REQUEST → The entries below should be given again exactly, minus their pictures.

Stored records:
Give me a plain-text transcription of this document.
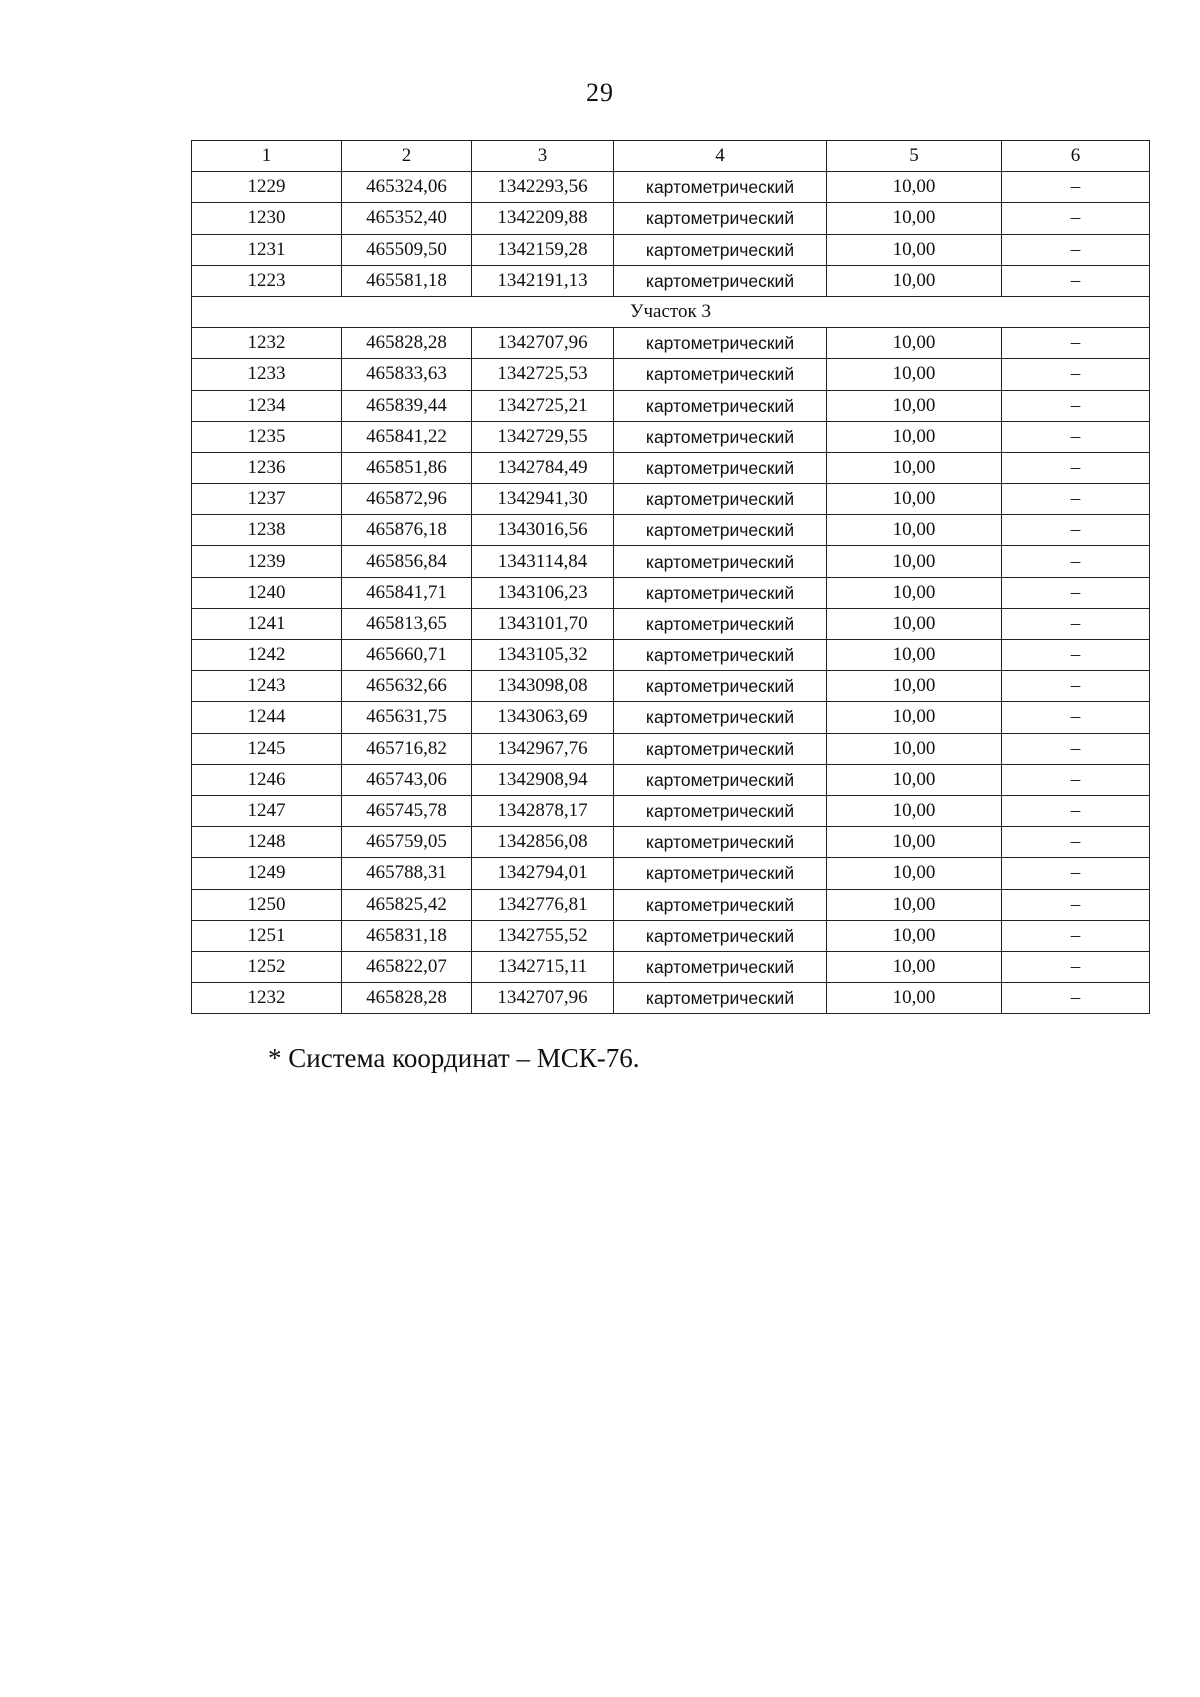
29
1	2	3	4	5	6
1229	465324,06	1342293,56	картометрический	10,00	–
1230	465352,40	1342209,88	картометрический	10,00	–
1231	465509,50	1342159,28	картометрический	10,00	–
1223	465581,18	1342191,13	картометрический	10,00	–
Участок 3					
1232	465828,28	1342707,96	картометрический	10,00	–
1233	465833,63	1342725,53	картометрический	10,00	–
1234	465839,44	1342725,21	картометрический	10,00	–
1235	465841,22	1342729,55	картометрический	10,00	–
1236	465851,86	1342784,49	картометрический	10,00	–
1237	465872,96	1342941,30	картометрический	10,00	–
1238	465876,18	1343016,56	картометрический	10,00	–
1239	465856,84	1343114,84	картометрический	10,00	–
1240	465841,71	1343106,23	картометрический	10,00	–
1241	465813,65	1343101,70	картометрический	10,00	–
1242	465660,71	1343105,32	картометрический	10,00	–
1243	465632,66	1343098,08	картометрический	10,00	–
1244	465631,75	1343063,69	картометрический	10,00	–
1245	465716,82	1342967,76	картометрический	10,00	–
1246	465743,06	1342908,94	картометрический	10,00	–
1247	465745,78	1342878,17	картометрический	10,00	–
1248	465759,05	1342856,08	картометрический	10,00	–
1249	465788,31	1342794,01	картометрический	10,00	–
1250	465825,42	1342776,81	картометрический	10,00	–
1251	465831,18	1342755,52	картометрический	10,00	–
1252	465822,07	1342715,11	картометрический	10,00	–
1232	465828,28	1342707,96	картометрический	10,00	–
* Система координат – МСК-76.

RESULT →
Give me a plain-text transcription of this document.
29
1	2	3	4	5	6
1229	465324,06	1342293,56	картометрический	10,00	–
1230	465352,40	1342209,88	картометрический	10,00	–
1231	465509,50	1342159,28	картометрический	10,00	–
1223	465581,18	1342191,13	картометрический	10,00	–
Участок 3					
1232	465828,28	1342707,96	картометрический	10,00	–
1233	465833,63	1342725,53	картометрический	10,00	–
1234	465839,44	1342725,21	картометрический	10,00	–
1235	465841,22	1342729,55	картометрический	10,00	–
1236	465851,86	1342784,49	картометрический	10,00	–
1237	465872,96	1342941,30	картометрический	10,00	–
1238	465876,18	1343016,56	картометрический	10,00	–
1239	465856,84	1343114,84	картометрический	10,00	–
1240	465841,71	1343106,23	картометрический	10,00	–
1241	465813,65	1343101,70	картометрический	10,00	–
1242	465660,71	1343105,32	картометрический	10,00	–
1243	465632,66	1343098,08	картометрический	10,00	–
1244	465631,75	1343063,69	картометрический	10,00	–
1245	465716,82	1342967,76	картометрический	10,00	–
1246	465743,06	1342908,94	картометрический	10,00	–
1247	465745,78	1342878,17	картометрический	10,00	–
1248	465759,05	1342856,08	картометрический	10,00	–
1249	465788,31	1342794,01	картометрический	10,00	–
1250	465825,42	1342776,81	картометрический	10,00	–
1251	465831,18	1342755,52	картометрический	10,00	–
1252	465822,07	1342715,11	картометрический	10,00	–
1232	465828,28	1342707,96	картометрический	10,00	–
* Система координат – МСК-76.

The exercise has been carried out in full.